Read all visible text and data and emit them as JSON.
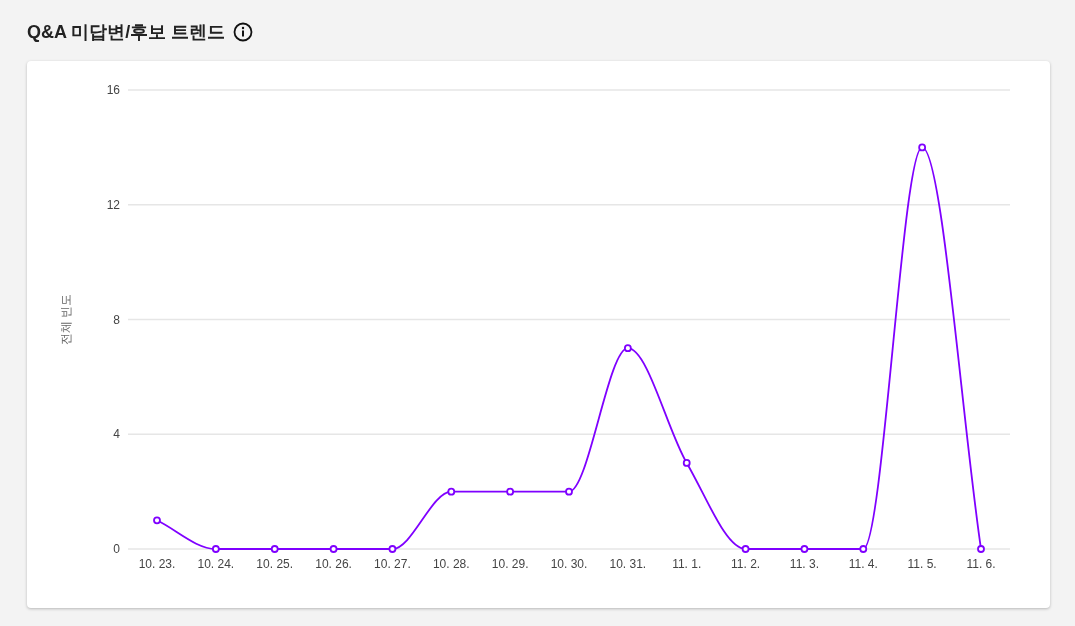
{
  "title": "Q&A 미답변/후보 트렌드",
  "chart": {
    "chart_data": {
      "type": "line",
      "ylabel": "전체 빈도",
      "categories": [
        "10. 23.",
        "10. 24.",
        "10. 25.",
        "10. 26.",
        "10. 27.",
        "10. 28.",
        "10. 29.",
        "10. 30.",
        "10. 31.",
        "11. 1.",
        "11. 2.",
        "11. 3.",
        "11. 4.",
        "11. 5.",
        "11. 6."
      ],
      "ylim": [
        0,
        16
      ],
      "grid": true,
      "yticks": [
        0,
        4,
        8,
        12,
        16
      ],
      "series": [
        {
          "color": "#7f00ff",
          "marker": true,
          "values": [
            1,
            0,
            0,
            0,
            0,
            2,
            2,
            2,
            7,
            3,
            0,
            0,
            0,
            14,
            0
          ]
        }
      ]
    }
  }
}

---

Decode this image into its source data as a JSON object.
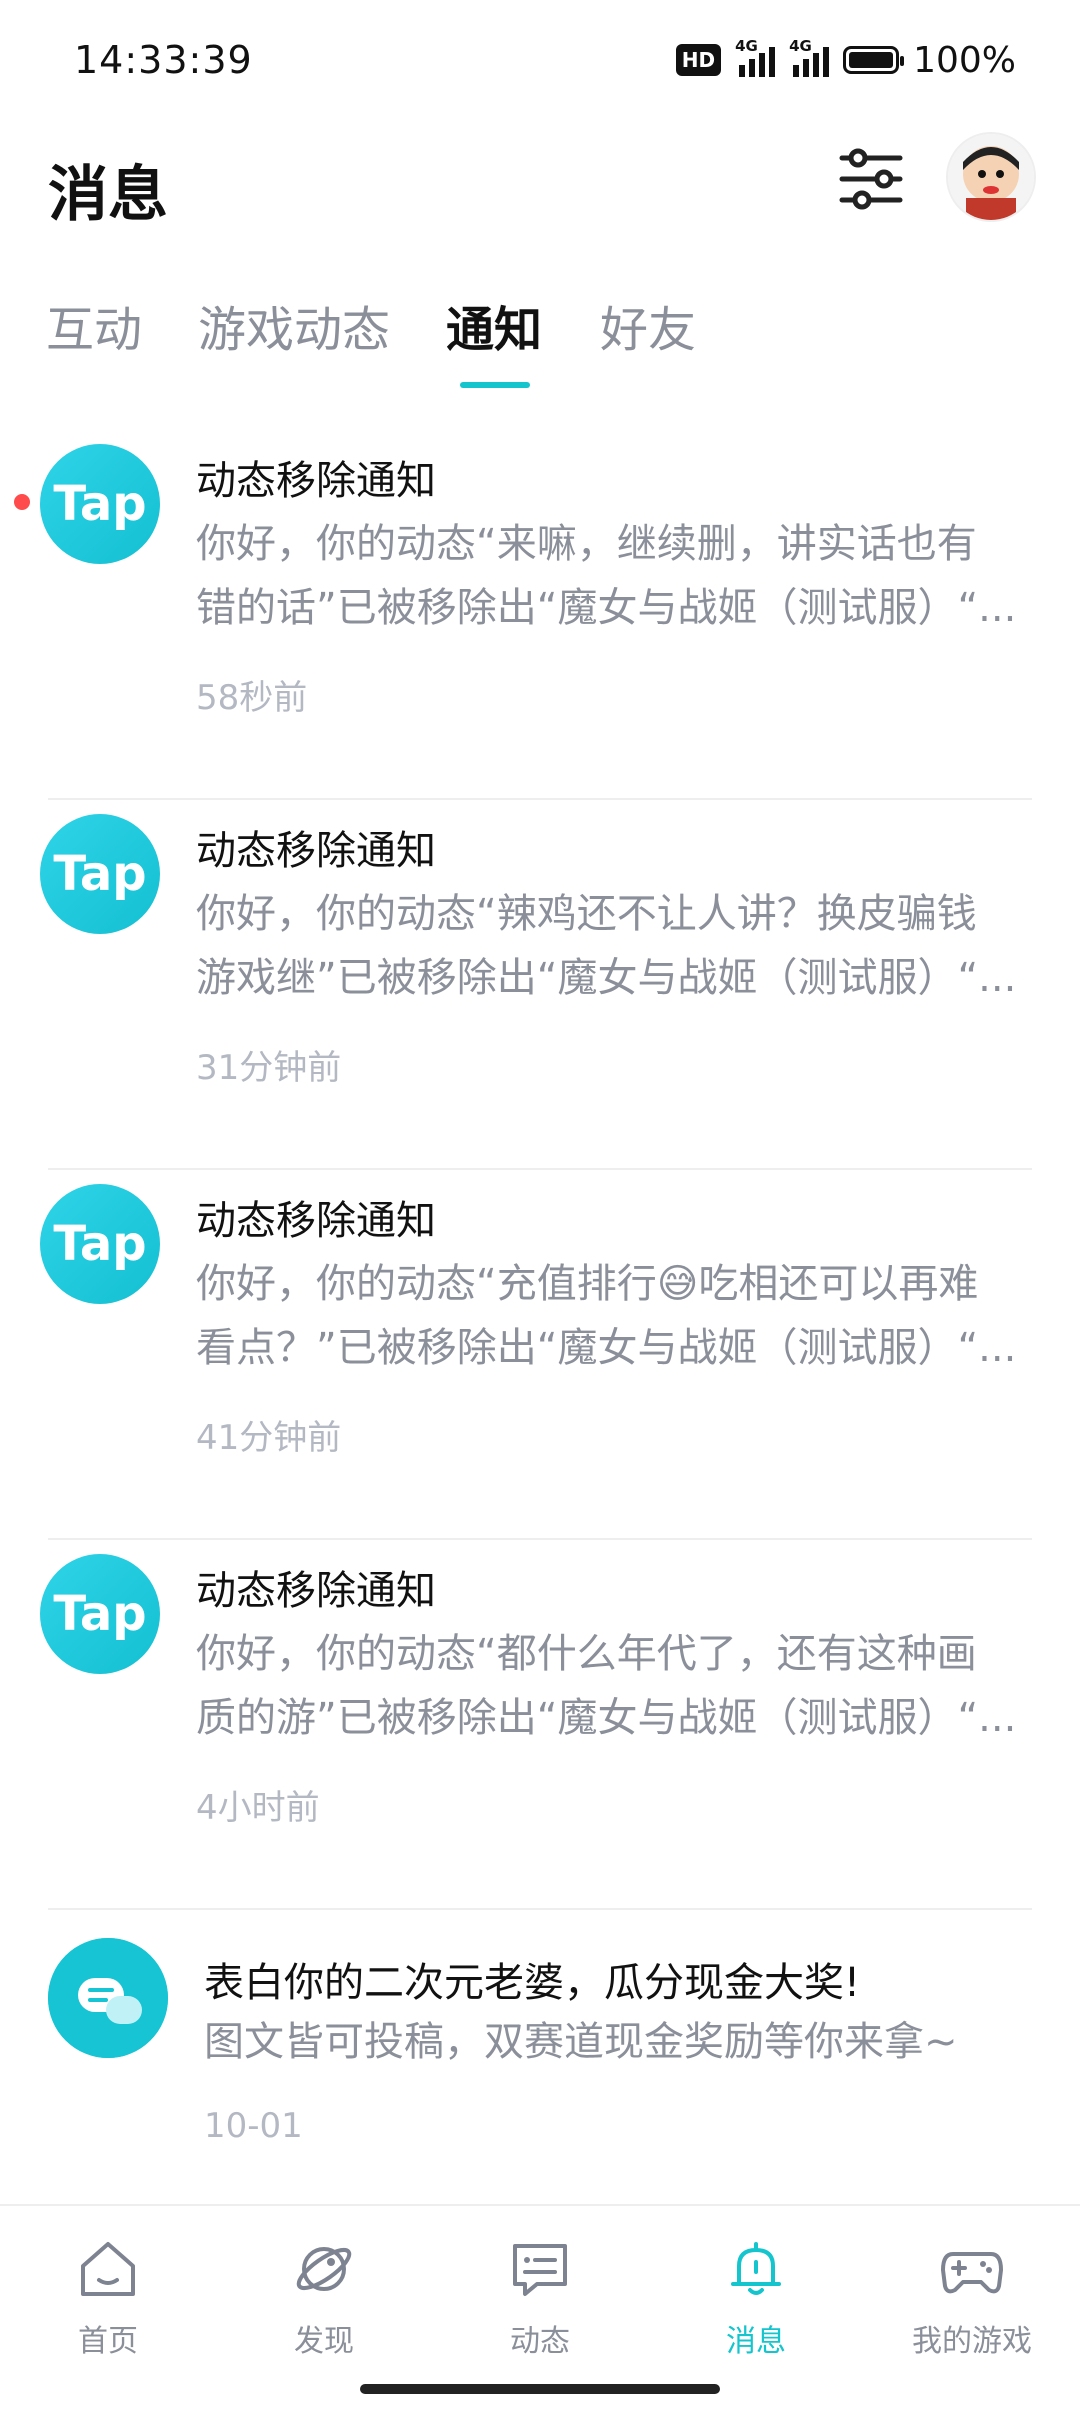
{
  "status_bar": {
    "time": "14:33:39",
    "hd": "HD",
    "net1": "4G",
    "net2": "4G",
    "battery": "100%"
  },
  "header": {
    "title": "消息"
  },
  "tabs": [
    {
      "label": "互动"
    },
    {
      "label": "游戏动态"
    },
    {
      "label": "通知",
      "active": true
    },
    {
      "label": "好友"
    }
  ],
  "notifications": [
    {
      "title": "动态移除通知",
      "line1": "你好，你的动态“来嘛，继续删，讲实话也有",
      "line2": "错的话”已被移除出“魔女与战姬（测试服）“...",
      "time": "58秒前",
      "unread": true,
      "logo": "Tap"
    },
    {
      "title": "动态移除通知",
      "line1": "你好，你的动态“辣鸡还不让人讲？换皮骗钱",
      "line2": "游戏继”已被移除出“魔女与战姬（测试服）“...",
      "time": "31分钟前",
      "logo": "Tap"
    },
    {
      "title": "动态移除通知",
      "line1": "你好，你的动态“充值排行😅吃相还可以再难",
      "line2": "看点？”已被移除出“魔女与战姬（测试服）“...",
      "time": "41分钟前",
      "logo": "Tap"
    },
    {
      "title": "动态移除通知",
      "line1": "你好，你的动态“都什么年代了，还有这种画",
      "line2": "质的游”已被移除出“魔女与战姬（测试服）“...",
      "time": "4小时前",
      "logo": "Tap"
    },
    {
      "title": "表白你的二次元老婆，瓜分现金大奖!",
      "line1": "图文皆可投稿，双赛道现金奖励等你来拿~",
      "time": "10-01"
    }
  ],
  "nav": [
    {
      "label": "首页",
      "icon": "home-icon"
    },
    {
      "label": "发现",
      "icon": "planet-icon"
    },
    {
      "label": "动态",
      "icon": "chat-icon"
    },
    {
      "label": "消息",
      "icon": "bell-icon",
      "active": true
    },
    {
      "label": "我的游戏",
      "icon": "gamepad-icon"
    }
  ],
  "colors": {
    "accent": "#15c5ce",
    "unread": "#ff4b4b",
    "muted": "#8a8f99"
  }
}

--

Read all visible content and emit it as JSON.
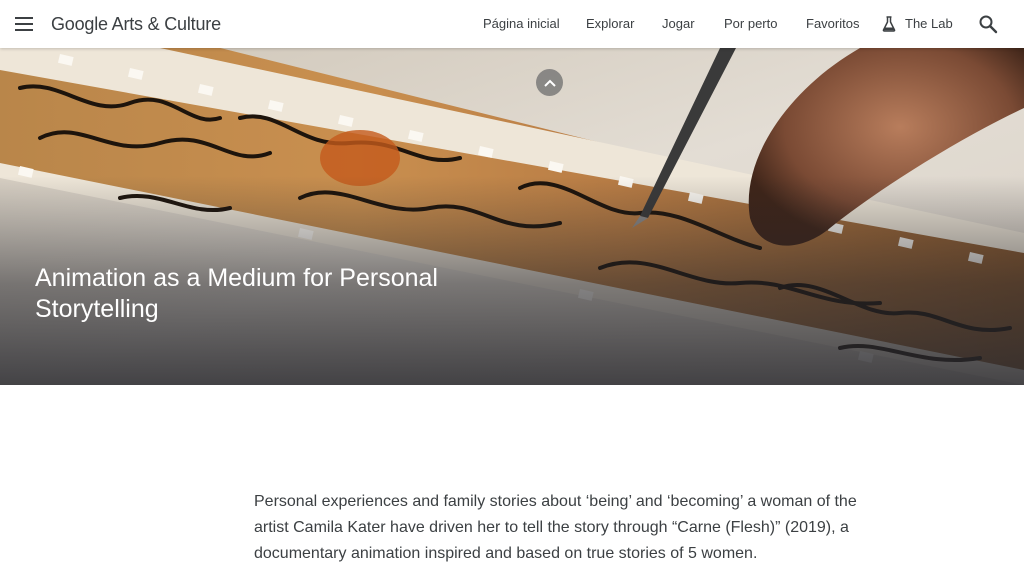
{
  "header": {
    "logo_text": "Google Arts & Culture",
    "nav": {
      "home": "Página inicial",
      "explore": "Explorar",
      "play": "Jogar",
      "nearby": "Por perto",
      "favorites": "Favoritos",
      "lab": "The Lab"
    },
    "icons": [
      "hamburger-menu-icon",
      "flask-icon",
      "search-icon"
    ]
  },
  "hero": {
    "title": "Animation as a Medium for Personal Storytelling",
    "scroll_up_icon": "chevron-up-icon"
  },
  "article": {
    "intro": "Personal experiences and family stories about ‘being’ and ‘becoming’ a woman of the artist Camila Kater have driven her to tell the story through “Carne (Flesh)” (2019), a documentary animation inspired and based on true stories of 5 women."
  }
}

### Directions
Using the records above, list each line that includes "已被移除出".

### Full solution
      "line2": "错的话”已被移除出“魔女与战姬（测试服）“...",
      "line2": "游戏继”已被移除出“魔女与战姬（测试服）“...",
      "line2": "看点？”已被移除出“魔女与战姬（测试服）“...",
      "line2": "质的游”已被移除出“魔女与战姬（测试服）“...",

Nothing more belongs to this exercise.